_Work to complete_
Comb through the entries for "healthcare" and pull out each line that holds it.

_Dataset entries_
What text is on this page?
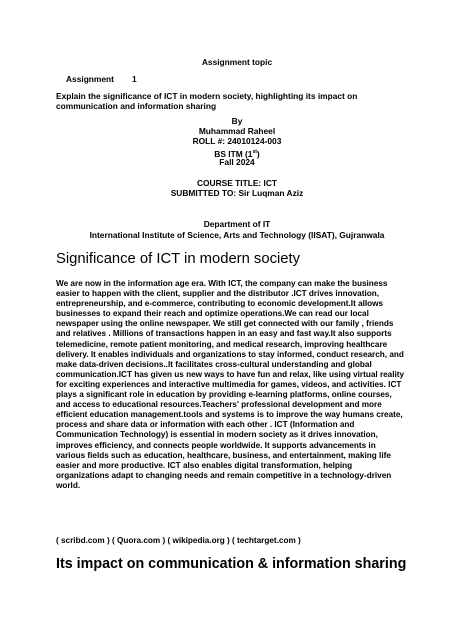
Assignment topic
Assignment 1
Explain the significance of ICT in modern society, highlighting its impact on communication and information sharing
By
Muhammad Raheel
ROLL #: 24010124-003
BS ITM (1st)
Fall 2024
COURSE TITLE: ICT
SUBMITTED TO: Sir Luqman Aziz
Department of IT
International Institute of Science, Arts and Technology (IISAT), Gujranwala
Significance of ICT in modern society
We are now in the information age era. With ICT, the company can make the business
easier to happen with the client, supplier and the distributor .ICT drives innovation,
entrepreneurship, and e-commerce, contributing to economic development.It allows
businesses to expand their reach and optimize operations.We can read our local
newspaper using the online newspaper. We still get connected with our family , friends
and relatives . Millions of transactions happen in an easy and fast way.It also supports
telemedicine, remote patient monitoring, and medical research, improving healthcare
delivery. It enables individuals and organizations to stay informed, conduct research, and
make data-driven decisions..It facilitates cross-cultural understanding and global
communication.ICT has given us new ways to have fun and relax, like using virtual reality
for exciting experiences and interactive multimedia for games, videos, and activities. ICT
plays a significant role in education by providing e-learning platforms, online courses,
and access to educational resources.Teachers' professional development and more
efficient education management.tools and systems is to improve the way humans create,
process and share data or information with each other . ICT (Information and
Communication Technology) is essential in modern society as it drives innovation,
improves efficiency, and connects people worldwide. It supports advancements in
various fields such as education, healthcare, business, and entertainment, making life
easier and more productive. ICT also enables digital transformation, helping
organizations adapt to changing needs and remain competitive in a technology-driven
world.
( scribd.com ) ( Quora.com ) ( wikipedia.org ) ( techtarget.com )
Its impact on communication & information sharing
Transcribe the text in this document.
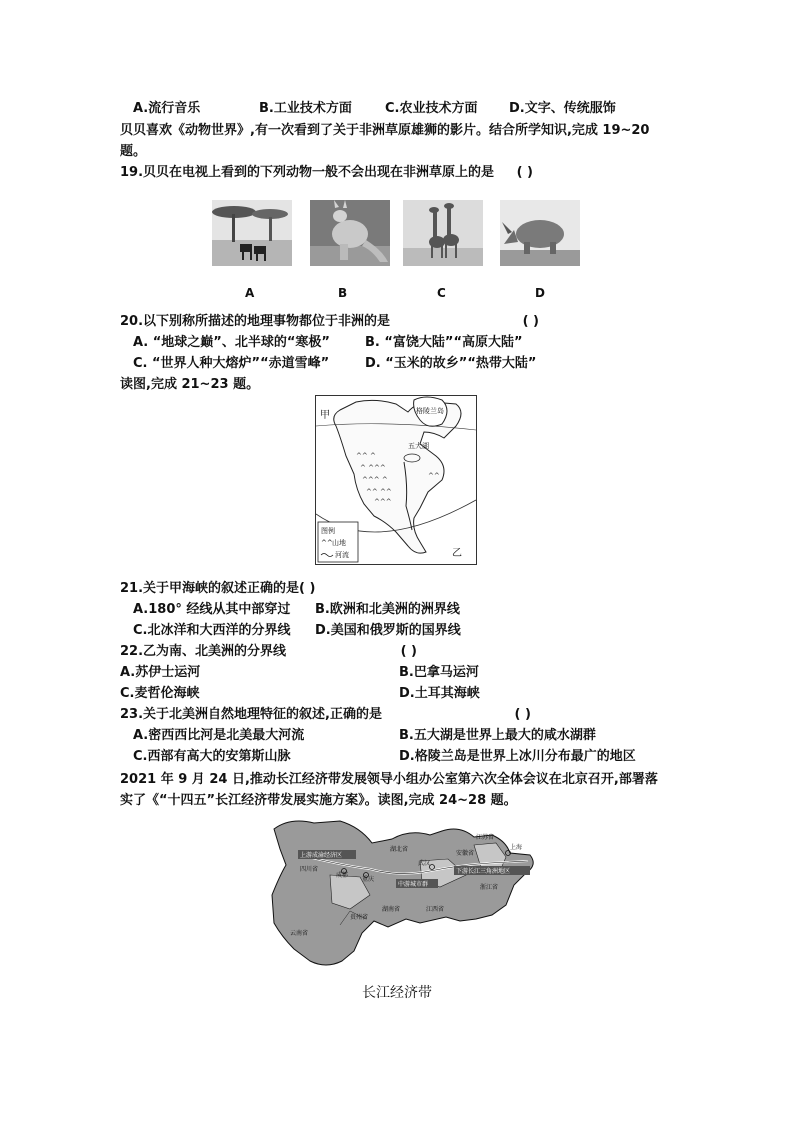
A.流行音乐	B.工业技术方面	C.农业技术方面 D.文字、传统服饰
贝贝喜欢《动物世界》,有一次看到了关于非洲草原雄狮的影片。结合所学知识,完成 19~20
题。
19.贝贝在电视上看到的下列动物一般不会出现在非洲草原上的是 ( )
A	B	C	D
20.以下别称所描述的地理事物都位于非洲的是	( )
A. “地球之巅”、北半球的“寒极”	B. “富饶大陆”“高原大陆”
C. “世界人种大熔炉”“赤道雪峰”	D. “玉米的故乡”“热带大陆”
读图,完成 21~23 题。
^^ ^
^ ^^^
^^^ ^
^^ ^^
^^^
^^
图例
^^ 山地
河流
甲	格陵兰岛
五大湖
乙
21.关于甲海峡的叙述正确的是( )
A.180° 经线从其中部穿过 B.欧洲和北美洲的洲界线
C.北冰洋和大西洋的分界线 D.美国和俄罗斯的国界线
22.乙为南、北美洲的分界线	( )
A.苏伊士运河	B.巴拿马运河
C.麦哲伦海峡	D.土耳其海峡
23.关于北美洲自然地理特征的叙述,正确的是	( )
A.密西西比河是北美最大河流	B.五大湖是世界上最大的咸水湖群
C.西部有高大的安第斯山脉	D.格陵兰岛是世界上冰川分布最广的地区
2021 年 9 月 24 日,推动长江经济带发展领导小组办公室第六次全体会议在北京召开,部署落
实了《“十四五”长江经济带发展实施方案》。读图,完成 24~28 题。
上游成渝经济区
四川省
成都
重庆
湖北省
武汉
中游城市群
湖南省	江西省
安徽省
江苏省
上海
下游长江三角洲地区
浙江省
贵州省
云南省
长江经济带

* * *

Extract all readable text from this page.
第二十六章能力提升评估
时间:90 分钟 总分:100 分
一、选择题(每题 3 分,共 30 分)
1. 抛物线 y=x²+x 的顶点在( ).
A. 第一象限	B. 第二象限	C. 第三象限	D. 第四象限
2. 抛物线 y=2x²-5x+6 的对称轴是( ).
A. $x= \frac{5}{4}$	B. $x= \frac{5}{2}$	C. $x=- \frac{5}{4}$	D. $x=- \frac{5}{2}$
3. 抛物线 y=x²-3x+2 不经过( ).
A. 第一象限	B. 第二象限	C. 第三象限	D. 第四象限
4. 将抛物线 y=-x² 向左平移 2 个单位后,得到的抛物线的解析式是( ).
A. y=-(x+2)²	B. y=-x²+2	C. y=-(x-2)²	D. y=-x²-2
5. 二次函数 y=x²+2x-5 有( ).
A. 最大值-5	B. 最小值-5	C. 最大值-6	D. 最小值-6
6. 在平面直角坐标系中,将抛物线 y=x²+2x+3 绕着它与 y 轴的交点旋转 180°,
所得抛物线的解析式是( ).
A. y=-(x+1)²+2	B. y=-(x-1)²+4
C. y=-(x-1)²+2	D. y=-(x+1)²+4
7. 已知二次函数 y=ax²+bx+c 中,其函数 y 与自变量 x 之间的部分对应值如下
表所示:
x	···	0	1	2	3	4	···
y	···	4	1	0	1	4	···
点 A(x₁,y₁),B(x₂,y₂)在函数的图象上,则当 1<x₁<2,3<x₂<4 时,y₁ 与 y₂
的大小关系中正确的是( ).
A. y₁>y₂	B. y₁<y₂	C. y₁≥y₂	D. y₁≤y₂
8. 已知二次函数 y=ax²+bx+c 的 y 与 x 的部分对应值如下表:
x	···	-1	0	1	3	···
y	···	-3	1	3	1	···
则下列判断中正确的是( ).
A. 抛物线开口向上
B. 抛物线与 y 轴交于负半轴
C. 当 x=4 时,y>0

_Complete output_
telemedicine, remote patient monitoring, and medical research, improving healthcare
various fields such as education, healthcare, business, and entertainment, making life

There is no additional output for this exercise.